*Short task*
Write out the records as a numbered list, leaving out blank lines, from the start of the records through the line containing "design-height: 高度: 37.2", including that line, and nothing after it.

__________________________________________________

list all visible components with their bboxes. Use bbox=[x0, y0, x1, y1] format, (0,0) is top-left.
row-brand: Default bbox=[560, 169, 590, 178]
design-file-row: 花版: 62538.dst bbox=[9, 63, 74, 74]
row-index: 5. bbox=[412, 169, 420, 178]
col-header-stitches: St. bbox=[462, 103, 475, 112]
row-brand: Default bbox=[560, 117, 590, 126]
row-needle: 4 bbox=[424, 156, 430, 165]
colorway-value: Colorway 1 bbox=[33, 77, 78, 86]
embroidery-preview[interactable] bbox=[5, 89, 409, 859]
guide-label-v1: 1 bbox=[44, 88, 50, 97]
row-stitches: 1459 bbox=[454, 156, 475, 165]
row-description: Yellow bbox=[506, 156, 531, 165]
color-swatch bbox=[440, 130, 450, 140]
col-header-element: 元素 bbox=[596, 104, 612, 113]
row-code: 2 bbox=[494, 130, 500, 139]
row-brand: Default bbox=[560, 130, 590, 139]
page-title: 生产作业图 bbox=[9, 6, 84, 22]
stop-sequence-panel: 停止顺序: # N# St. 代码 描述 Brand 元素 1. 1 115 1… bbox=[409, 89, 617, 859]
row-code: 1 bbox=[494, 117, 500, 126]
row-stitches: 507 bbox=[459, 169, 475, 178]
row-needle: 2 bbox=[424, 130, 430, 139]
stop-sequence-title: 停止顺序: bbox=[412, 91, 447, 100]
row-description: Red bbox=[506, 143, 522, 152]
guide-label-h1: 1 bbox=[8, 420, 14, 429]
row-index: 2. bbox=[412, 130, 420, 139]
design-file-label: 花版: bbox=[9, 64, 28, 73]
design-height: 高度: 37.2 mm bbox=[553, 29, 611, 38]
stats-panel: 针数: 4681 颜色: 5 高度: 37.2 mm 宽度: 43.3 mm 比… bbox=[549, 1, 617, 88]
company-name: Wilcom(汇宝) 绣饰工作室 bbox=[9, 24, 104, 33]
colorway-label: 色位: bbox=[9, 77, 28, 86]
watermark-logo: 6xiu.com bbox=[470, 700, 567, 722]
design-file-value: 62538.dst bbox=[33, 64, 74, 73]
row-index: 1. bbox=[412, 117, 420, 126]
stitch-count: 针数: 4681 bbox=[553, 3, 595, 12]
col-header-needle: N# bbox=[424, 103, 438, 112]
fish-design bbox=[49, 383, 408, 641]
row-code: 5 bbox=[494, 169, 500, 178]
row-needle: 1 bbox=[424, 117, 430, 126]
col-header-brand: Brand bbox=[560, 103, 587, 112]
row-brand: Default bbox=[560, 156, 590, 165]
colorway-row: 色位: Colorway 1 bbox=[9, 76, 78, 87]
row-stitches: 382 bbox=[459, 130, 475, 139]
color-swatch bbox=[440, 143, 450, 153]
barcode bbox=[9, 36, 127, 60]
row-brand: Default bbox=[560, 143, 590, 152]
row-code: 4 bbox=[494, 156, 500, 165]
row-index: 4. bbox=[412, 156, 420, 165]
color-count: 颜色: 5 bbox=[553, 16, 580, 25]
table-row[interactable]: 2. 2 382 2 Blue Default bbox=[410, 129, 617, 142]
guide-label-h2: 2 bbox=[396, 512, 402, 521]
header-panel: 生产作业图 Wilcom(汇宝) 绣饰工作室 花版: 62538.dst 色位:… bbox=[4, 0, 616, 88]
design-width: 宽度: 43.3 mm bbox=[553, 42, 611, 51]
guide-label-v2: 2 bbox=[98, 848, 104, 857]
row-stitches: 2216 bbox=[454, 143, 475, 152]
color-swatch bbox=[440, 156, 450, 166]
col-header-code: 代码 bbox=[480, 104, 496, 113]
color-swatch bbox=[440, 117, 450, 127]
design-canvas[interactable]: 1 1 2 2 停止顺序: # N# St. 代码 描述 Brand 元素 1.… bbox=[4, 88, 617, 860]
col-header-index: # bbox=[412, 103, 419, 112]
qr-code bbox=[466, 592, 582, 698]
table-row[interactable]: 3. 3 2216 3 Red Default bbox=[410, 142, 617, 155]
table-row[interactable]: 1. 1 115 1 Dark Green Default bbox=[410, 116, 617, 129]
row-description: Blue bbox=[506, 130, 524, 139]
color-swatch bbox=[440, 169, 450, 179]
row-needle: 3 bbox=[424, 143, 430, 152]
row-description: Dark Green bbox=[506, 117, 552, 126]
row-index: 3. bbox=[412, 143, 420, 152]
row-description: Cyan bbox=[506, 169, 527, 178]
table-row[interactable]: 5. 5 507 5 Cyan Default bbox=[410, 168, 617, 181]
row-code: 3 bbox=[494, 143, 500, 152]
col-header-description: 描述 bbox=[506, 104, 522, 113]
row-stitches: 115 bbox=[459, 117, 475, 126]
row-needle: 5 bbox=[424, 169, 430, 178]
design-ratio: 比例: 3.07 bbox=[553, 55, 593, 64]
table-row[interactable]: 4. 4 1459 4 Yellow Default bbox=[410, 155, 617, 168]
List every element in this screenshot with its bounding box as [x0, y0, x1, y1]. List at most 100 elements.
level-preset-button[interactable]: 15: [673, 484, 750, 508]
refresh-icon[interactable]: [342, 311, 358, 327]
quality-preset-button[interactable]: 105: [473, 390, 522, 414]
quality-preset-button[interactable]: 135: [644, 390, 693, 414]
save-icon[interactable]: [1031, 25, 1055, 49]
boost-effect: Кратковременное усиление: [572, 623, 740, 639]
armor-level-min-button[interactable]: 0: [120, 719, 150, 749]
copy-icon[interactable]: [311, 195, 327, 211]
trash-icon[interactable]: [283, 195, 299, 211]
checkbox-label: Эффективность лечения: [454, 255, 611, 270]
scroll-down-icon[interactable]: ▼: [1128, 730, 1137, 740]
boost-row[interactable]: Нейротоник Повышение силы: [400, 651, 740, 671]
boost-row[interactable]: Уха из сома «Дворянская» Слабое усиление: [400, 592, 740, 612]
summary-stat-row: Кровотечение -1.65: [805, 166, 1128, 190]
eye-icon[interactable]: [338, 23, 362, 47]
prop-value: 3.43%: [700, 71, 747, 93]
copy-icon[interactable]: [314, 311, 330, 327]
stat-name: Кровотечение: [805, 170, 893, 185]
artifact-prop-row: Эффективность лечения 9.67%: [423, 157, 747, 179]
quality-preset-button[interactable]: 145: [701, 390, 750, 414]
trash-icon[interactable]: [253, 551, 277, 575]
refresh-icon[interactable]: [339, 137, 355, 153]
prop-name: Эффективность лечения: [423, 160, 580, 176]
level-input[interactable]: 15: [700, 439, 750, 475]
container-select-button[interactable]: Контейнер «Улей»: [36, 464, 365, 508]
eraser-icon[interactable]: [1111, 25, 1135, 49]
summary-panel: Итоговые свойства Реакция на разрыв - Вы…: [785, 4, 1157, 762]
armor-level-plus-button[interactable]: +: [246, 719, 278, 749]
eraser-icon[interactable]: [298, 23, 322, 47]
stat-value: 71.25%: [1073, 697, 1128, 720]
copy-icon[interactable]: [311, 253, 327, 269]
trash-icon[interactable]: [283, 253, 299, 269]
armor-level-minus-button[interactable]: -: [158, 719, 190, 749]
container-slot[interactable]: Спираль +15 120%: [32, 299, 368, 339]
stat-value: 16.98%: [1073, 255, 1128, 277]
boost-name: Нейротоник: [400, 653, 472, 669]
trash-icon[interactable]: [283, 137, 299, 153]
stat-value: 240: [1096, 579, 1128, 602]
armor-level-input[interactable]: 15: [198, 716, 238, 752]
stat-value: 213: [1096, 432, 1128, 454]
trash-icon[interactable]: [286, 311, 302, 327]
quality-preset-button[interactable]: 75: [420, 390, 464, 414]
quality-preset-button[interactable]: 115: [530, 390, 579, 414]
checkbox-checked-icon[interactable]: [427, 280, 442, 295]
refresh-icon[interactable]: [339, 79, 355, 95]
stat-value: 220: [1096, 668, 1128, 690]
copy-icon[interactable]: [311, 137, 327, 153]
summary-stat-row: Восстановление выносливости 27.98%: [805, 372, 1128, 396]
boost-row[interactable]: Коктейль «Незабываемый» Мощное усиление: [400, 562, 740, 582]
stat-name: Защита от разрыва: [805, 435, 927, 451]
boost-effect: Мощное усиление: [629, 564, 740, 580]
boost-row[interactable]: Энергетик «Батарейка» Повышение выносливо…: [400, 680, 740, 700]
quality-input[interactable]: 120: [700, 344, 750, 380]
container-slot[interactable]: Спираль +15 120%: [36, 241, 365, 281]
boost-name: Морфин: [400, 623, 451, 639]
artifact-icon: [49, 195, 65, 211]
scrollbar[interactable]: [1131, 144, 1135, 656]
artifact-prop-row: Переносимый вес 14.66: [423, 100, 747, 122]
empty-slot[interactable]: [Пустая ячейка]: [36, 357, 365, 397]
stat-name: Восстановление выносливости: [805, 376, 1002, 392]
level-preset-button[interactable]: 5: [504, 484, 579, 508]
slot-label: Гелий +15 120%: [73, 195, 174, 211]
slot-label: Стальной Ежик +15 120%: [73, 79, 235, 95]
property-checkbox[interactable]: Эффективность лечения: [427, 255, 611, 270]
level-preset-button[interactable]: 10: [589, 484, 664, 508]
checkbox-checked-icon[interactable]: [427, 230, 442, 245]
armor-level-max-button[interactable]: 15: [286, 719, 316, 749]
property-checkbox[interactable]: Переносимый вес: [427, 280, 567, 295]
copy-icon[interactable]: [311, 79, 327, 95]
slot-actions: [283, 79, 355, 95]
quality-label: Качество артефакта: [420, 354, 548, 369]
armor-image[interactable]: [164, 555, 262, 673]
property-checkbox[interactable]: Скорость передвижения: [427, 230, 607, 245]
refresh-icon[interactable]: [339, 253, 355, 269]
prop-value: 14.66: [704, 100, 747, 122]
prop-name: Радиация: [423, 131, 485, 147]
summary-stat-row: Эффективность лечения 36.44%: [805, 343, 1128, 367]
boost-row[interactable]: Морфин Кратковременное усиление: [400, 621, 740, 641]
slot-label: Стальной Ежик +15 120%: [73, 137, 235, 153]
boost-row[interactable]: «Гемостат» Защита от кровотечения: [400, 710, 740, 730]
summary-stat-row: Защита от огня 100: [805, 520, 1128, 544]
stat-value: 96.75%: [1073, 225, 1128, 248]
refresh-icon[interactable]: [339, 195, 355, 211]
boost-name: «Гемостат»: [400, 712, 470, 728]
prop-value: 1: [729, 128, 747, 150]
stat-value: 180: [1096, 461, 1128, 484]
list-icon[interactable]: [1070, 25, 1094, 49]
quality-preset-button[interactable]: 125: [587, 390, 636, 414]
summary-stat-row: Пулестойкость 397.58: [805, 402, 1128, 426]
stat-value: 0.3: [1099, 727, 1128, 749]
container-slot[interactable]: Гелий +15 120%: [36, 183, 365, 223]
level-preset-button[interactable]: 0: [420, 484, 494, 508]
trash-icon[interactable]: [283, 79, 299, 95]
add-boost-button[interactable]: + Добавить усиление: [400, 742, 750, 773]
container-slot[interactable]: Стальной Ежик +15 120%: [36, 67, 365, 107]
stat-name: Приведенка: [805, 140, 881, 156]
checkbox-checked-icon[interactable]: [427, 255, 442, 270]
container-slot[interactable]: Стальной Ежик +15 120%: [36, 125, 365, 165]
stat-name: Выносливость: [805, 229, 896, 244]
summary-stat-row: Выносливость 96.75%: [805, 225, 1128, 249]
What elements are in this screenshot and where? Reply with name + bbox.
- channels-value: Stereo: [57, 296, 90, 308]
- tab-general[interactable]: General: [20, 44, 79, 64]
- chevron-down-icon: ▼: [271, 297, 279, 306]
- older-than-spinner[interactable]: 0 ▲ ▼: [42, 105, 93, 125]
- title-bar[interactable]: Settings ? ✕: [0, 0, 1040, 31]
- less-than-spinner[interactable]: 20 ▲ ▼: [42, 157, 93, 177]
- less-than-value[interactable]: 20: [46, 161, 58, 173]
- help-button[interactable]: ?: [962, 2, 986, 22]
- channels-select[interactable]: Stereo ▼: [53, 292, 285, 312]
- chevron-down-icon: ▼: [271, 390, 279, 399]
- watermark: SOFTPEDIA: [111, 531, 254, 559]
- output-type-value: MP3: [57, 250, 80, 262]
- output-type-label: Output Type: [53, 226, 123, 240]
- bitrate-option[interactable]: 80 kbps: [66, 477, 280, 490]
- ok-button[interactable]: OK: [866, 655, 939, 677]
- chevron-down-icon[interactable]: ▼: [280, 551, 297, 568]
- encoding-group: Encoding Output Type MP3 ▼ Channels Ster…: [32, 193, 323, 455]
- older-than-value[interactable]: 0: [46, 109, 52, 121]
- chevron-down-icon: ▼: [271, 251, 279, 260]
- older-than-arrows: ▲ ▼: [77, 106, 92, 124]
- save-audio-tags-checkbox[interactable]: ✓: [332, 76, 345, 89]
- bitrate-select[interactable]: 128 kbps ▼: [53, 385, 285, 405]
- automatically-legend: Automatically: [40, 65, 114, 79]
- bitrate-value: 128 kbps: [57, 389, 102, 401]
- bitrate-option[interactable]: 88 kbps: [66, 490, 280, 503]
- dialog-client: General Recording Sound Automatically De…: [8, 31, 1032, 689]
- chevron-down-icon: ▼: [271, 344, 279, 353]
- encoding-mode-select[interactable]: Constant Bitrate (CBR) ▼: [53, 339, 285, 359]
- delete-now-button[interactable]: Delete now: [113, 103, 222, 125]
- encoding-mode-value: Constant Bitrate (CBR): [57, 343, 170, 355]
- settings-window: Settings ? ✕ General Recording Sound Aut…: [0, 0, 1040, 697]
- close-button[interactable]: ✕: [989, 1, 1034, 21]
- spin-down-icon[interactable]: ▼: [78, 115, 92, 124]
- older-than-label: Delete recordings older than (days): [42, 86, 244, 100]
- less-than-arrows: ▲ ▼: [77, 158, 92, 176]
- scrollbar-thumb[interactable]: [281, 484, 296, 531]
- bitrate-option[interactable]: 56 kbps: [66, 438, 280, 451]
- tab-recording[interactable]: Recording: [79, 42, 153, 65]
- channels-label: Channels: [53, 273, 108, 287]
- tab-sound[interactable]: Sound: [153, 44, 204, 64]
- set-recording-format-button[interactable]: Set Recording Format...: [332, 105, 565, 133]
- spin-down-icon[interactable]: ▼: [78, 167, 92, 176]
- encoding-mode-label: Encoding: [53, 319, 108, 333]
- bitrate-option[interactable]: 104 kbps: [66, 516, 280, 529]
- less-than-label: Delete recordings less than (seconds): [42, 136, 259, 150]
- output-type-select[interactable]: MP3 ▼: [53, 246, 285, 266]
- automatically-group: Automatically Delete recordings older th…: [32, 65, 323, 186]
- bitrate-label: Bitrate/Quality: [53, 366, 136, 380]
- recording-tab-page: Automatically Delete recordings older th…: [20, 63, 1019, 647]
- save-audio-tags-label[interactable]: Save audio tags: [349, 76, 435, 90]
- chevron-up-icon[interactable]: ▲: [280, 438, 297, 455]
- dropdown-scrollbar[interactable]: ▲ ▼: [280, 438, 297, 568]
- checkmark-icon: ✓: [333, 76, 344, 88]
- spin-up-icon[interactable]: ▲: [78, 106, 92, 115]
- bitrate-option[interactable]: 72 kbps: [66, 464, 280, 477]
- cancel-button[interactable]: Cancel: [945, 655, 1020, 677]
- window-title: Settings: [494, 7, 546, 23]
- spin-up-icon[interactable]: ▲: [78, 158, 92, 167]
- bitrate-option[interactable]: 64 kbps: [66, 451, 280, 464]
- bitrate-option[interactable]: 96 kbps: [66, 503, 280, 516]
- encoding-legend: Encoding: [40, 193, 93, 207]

__________________________________________________

*Complete output*
1. list all visible components with their bboxes. Use bbox=[x0, y0, x1, y1] format, (0,0) is top-left.
2. row-brand: Default bbox=[560, 169, 590, 178]
3. design-file-row: 花版: 62538.dst bbox=[9, 63, 74, 74]
4. row-index: 5. bbox=[412, 169, 420, 178]
5. col-header-stitches: St. bbox=[462, 103, 475, 112]
6. row-brand: Default bbox=[560, 117, 590, 126]
7. row-needle: 4 bbox=[424, 156, 430, 165]
8. colorway-value: Colorway 1 bbox=[33, 77, 78, 86]
9. embroidery-preview[interactable] bbox=[5, 89, 409, 859]
10. guide-label-v1: 1 bbox=[44, 88, 50, 97]
11. row-stitches: 1459 bbox=[454, 156, 475, 165]
12. row-description: Yellow bbox=[506, 156, 531, 165]
13. color-swatch bbox=[440, 130, 450, 140]
14. col-header-element: 元素 bbox=[596, 104, 612, 113]
15. row-code: 2 bbox=[494, 130, 500, 139]
16. row-brand: Default bbox=[560, 130, 590, 139]
17. page-title: 生产作业图 bbox=[9, 6, 84, 22]
18. stop-sequence-panel: 停止顺序: # N# St. 代码 描述 Brand 元素 1. 1 115 1… bbox=[409, 89, 617, 859]
19. row-code: 1 bbox=[494, 117, 500, 126]
20. row-stitches: 507 bbox=[459, 169, 475, 178]
21. row-needle: 2 bbox=[424, 130, 430, 139]
22. stop-sequence-title: 停止顺序: bbox=[412, 91, 447, 100]
23. row-description: Red bbox=[506, 143, 522, 152]
24. guide-label-h1: 1 bbox=[8, 420, 14, 429]
25. row-index: 2. bbox=[412, 130, 420, 139]
26. design-file-label: 花版: bbox=[9, 64, 28, 73]
27. design-height: 高度: 37.2 mm bbox=[553, 29, 611, 38]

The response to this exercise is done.